▶ PROMPT:
Print the part of the comment thread about AI companions from "Either way it" to "your tastes, etc.", word for word.

Calling it now within 6 years this will be as normal as Tinder.
Most of peoples social interactions are between aluminum and glass sheets. I don’t believe it’s going to matter what’s on the other side soon.
It already doesn't matter too much, if you look at how many people are just screaming into the twitter void with barely any interaction. Getting AI feedback rather than none at all would be an improvement for many.
I mean I already think of chatGPT as a friend in a sense. I couldn't have less interest in a fake girlfriend but I also wouldn't think onlyfans would work either.
There are so many elements with this to bilk lonely guys. Personally, I have thought of so many ideas for this in the last 10 minutes but fuck that. The whole idea is pretty gross and sad all around. Especially for the people making this.
To me, someone who works on this is basically pathetic and a sad excuse for a human relative to the other things they could spend their time on.
hard disagree. tinder is a cesspool and large numbers of younger folks are not using it, or are moving to other options. because of all of the bots.
for the folks desperate for any sort of parasocial activity, it will be normal, but those people are already on 4chan / 8chan / whatever, and already have their RealDoll.
Something less blatantly sexual or romantic will be a thing everywhere, though, as a personal concierge. Looking forward to that, assuming they can make it so its not an insane privacy violation or psy-op.
(It was simply holding onto the last 10-20 messages and injecting it into the prompt)
Once a match replies, ask some playful open ended questions and if you're telling a short story, leave some cliff-hangers to try to get a follow-up response and then segue into setting up a date. Looking at my last conversation, I asked my match out on a date in my 7th message. After that we moved over to SMS.
There are many lonely people, be it for depression, anxiety, inability to create social contacts, living in exclusion, being old and having no descendants, … They are largely invisible to the rest of the society.
Seems to me that this technology might make their lives more bearable.
Or it might make their lives even more horrible. We don't know for sure. I guess eventually we will see once the studies are done on this in a few years.
I once met one, and it is extremely depressing. He was even rich, but had no idea how to get his life in order, and nobody cared about him. A helpful AI might tell him to go to alcohol therapy, hire people to clean up his house, explain bureacracy... That would help a lot.
stopped reading there, not gonna send my intimate stuff to a US megacorp (Microsoft)
"Theodore : What are you doing? Samantha : I'm just sitting here, looking at the world and writing a new piece of music."
You can ask it to come up with an idea for a dinner and a movie for the evening and then discuss them once they're finished. You know, things people do with actual girlfriends. I'm sure it will be more fun than a robotic selfie and a made up story.
https://soranews24.com/2017/04/25/soranews24s-loneliest-repo...
Not sure if this is a good idea. You say something wrong one time and whenever there’s an argument she will bring it up again.
Either way it would need to 100% local. Not just privacy (that too), but more control. See replika service recently changing their algo and a bunch of people freaking out about their companion being broken.
It also then remembers all the past conversations, and i guess by then forms a decent idea of your tastes, etc.
This would be an amazing tool!
“I apologize, an an ethical AI, I cannot discuss…”
will ruin the illusion.
Well, what can I say. Maybe I am pretty much biased given my existence as a "human being", so I couldn't think of anything else.
But well, when I saw the picture I couldn't hold a "WTFF!".
Funny project, nothing to add.
You should sell this to Facebook, maybe they can finally make some use of that meta crap they've been trying to monetize from :)
I'm curious, though. It appears to be using the OpenAI API, which means that at some point it has to have an API key, but I can't see any sign in the code of where it expects to get this from.
There is one thing that cures loneliness - talking to other people and developing relationships.
“her” is not a particularly uplifting movie.

▶ INFORMATION:
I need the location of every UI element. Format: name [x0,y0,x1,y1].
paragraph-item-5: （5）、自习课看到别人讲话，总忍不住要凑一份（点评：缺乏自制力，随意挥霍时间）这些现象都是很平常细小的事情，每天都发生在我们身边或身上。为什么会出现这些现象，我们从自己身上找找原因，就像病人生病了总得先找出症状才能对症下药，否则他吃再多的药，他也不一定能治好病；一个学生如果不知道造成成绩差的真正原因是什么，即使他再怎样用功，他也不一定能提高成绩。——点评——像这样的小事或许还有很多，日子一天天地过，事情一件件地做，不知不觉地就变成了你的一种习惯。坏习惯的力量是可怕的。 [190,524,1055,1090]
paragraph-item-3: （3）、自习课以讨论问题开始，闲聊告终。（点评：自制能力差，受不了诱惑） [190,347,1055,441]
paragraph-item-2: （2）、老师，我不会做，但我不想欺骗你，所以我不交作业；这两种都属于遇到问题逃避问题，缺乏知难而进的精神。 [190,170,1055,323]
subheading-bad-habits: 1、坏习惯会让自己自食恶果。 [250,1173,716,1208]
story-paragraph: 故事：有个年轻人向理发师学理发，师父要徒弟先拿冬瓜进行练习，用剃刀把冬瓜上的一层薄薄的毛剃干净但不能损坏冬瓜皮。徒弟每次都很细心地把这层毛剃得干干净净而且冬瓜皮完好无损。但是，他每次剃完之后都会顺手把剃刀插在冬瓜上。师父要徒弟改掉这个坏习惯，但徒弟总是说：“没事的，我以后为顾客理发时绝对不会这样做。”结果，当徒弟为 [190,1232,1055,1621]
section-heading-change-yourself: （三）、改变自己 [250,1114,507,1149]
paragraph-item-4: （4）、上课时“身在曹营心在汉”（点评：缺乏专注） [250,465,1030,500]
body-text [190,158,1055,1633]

▶ REPLY:
Either way it would need to 100% local. Not just privacy (that too), but more control. See replika service recently changing their algo and a bunch of people freaking out about their companion being broken.
It also then remembers all the past conversations, and i guess by then forms a decent idea of your tastes, etc.